Taking a screenshot of the web page you’re browsing is a pretty straightforward task to complete. It’s almost second nature for users now to simply click on the “PrtScn” button on their keyboard to grab a screenshot. So why am I yapping about an ancient browsing feature that’s been in our lives since the 1980s roughly?
Here is why— I was using an XR headset recently and I needed to take a screenshot for something that I was working on — for that I had to click on two buttons simultaneously (i.e. the infamous power + volume up/down combo). This wasn’t really surprising, I have been using XR devices for a while and I am fully aware simultaneous button clicks are the default method to take screenshots. But it did get me thinking (typing?)… why is the default method so physically demanding? And why is it very similar to how we take screenshots on mobile phones even though the form factor and ergonomics of a mobile phone and a headset are so starkly different?
Join me in questioning some fundamental design choices in XR in this post to explore the rationale behind them.
Physically? At this point in time? Not at all! They look, weigh and feel different. But — they are both smart devices that are powered by similar (if not the same) operating systems. This is mainly why some user interaction methods and UI elements migrate in a way from a phone to an XR headset. For example — if you are using an Android phone, you need to press (and release) the power and volume down buttons simultaneously. Now if you use an Android XR headset, you will most likely be expected to carry out the same action to take a screenshot. This is also generally applicable to other operating systems for phones and their headset counterparts.
From a design/user experience point of view this makes perfect sense — users already have many years of experience in taking screenshots using this method on their phones so there is a minimal learning curve, and development wise — you’re minimising potentially duplicate work by re-using some of these components which can work across both devices. This all makes sense, but I do have a few issues with some of these user experience assumptions when it comes to the default method of tasking screenshots:
Same action, but more limbs
Taking a screenshot by clicking on two buttons simultaneously on a mobile phone can generally be done using one hand. Using an XR headset however, this manual action becomes bi-manual and requires the use of both hands to do comfortably — mainly due to the buttons being placed at opposite ends of the headset. More limbs means higher physical and mental loads — this is not to say that it’s impossible to press on two buttons simultaneously using one hand when wearing a headset, but it’s highly likely to be uncomfortable and also cause the headset to physically move slightly while worn, which accordingly affects the quality of the screenshot.

— INSTRUCTION 1 —
Retype the lines of the listing, starting at the line that contains "handshake-icon xyxy=(1227,176,1335,234)" and ending after the line that contains "stat-card-participation-rate: Katılım Oranı".
The post and the listing come from separate, unrelated sources.

(Listing of image-based layout entries)
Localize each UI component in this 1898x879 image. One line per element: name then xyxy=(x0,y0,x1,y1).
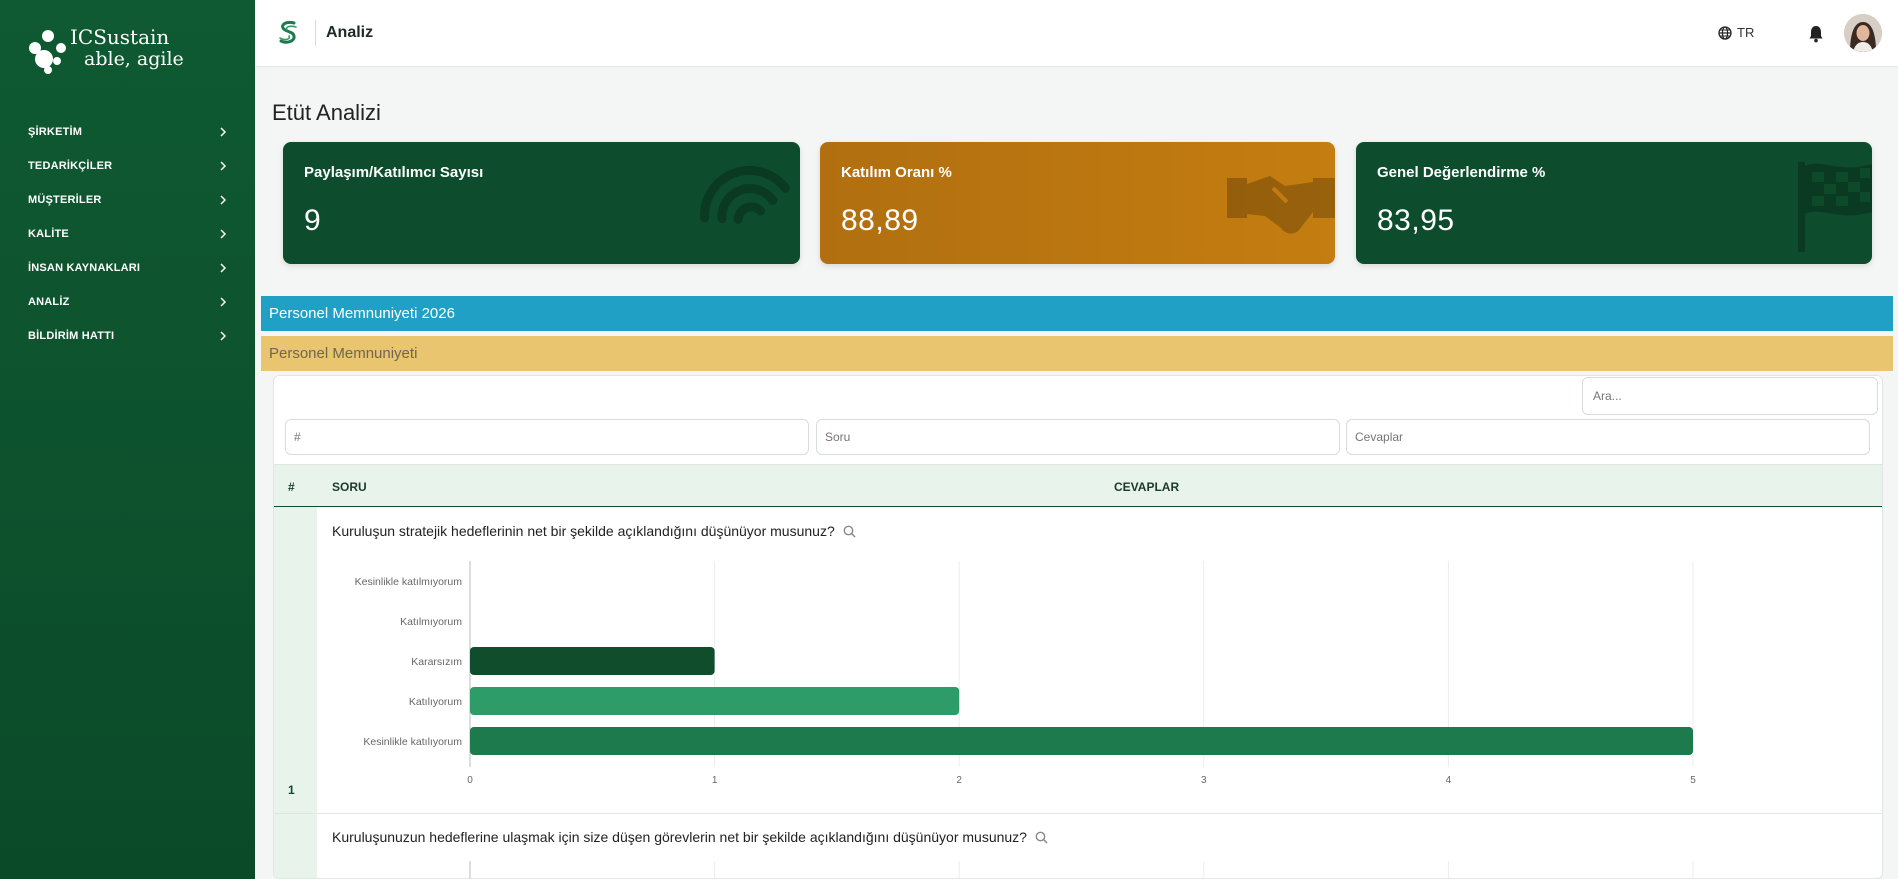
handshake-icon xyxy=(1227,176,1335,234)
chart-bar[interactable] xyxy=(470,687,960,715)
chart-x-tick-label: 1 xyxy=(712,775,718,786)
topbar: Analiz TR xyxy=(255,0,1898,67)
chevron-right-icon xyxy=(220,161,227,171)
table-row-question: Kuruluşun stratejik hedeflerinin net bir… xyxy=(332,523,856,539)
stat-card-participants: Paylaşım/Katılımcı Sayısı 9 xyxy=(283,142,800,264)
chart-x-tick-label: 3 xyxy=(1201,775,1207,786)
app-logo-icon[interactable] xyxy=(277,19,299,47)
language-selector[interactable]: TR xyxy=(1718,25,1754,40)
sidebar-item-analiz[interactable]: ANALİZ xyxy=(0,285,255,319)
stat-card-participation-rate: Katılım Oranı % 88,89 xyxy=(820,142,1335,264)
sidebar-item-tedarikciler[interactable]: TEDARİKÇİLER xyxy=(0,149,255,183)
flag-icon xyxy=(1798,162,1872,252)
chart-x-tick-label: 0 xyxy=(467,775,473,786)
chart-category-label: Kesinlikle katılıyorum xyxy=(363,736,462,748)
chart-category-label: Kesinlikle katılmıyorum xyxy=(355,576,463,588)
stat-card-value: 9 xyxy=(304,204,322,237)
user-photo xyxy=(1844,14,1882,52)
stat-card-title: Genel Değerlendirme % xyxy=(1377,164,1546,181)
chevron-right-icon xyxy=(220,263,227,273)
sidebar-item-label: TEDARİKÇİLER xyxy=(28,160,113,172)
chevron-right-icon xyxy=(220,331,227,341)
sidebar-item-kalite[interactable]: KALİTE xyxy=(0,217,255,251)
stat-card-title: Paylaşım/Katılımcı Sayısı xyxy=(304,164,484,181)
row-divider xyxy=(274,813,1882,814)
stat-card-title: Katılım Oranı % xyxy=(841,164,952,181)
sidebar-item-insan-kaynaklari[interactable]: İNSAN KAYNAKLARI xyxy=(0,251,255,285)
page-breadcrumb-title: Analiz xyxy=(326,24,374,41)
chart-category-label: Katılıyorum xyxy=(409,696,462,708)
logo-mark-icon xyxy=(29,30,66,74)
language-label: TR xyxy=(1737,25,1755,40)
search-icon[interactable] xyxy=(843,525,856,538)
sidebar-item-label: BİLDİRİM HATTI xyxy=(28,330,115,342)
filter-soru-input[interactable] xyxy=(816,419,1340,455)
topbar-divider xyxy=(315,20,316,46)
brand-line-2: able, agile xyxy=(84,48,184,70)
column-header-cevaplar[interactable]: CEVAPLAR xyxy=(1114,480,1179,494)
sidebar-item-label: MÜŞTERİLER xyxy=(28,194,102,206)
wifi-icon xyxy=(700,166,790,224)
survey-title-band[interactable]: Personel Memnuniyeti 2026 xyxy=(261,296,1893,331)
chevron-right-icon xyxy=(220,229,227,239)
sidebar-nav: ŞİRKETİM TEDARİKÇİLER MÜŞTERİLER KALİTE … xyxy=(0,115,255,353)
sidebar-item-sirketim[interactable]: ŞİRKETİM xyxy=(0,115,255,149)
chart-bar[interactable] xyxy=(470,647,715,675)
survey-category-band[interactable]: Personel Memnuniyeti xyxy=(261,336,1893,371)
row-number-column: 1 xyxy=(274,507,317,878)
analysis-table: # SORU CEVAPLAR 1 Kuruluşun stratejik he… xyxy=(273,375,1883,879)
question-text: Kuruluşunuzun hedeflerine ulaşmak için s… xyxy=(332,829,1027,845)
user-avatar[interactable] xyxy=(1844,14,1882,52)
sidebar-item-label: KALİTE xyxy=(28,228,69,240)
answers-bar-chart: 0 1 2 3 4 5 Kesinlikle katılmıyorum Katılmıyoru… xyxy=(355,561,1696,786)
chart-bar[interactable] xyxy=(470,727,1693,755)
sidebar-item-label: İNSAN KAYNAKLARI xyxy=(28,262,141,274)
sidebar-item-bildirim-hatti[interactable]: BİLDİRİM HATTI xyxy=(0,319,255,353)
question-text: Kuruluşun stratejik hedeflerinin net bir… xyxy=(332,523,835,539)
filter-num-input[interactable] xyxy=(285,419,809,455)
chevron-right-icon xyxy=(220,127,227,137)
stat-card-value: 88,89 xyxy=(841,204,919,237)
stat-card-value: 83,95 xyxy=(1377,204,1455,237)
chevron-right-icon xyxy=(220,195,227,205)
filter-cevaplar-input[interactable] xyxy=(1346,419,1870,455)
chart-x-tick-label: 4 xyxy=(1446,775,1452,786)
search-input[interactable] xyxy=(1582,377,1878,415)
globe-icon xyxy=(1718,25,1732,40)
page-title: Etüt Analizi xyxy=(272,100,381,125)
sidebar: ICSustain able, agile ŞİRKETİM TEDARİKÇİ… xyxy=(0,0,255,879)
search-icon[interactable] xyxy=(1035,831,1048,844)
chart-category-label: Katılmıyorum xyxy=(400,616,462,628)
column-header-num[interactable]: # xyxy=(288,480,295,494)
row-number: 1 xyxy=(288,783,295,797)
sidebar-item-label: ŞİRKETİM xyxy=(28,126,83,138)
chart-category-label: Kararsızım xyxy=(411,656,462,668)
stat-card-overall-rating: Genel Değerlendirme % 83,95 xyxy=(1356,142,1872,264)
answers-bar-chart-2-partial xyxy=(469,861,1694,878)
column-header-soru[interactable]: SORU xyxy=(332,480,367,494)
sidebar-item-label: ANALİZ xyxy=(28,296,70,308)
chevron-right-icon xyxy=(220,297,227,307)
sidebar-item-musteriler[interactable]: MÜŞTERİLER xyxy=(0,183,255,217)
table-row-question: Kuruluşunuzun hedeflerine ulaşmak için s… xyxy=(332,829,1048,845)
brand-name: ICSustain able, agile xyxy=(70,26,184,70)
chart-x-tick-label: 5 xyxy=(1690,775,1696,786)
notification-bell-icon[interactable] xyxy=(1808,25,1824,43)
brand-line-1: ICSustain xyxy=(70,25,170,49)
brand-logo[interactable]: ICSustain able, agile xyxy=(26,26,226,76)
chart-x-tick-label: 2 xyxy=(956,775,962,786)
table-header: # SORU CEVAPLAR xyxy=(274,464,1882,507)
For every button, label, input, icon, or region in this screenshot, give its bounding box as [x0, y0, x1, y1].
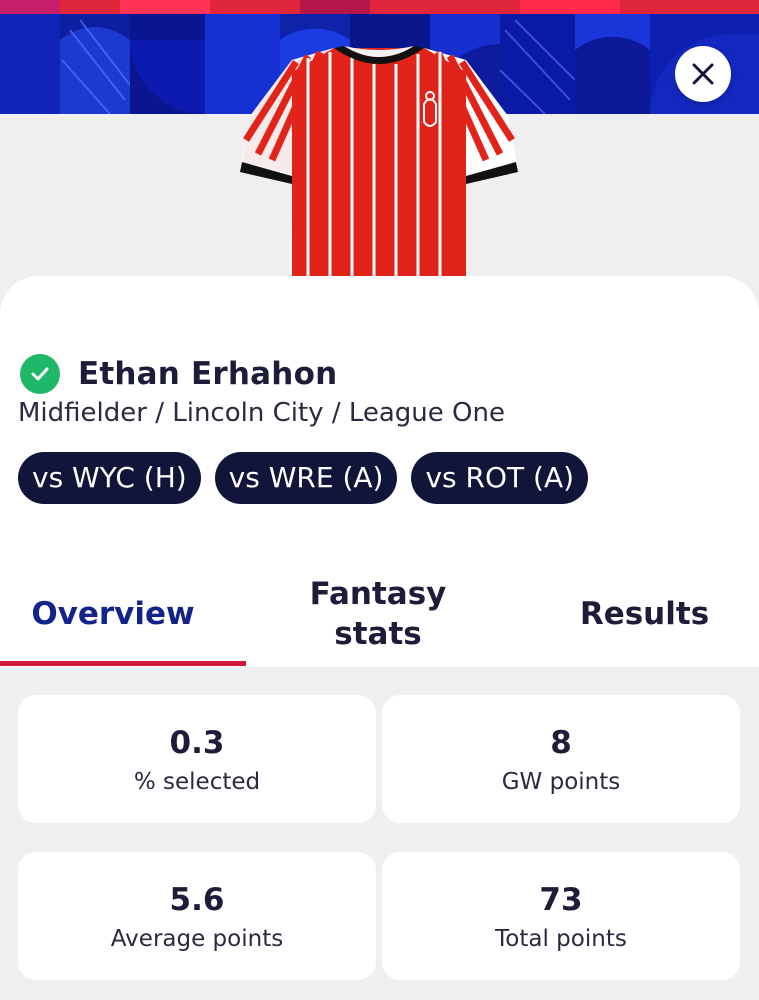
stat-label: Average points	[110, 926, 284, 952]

— INSTRUCTION 2 —
Echo the passage from the XR screenshot post that begins at the words "Join me in questioning" and ends after the words "their headset counterparts.".

— COMPLETE ANSWER 1 —
handshake-icon xyxy=(1227,176,1335,234)
chart-bar[interactable] xyxy=(470,687,960,715)
chart-x-tick-label: 1 xyxy=(712,775,718,786)
topbar: Analiz TR xyxy=(255,0,1898,67)
chevron-right-icon xyxy=(220,161,227,171)
table-row-question: Kuruluşun stratejik hedeflerinin net bir… xyxy=(332,523,856,539)
stat-card-participants: Paylaşım/Katılımcı Sayısı 9 xyxy=(283,142,800,264)
chart-x-tick-label: 3 xyxy=(1201,775,1207,786)
app-logo-icon[interactable] xyxy=(277,19,299,47)
language-selector[interactable]: TR xyxy=(1718,25,1754,40)
sidebar-item-analiz[interactable]: ANALİZ xyxy=(0,285,255,319)
stat-card-participation-rate: Katılım Oranı % 88,89 xyxy=(820,142,1335,264)

— COMPLETE ANSWER 2 —
Join me in questioning some fundamental design choices in XR in this post to explore the rationale behind them.
Physically? At this point in time? Not at all! They look, weigh and feel different. But — they are both smart devices that are powered by similar (if not the same) operating systems. This is mainly why some user interaction methods and UI elements migrate in a way from a phone to an XR headset. For example — if you are using an Android phone, you need to press (and release) the power and volume down buttons simultaneously. Now if you use an Android XR headset, you will most likely be expected to carry out the same action to take a screenshot. This is also generally applicable to other operating systems for phones and their headset counterparts.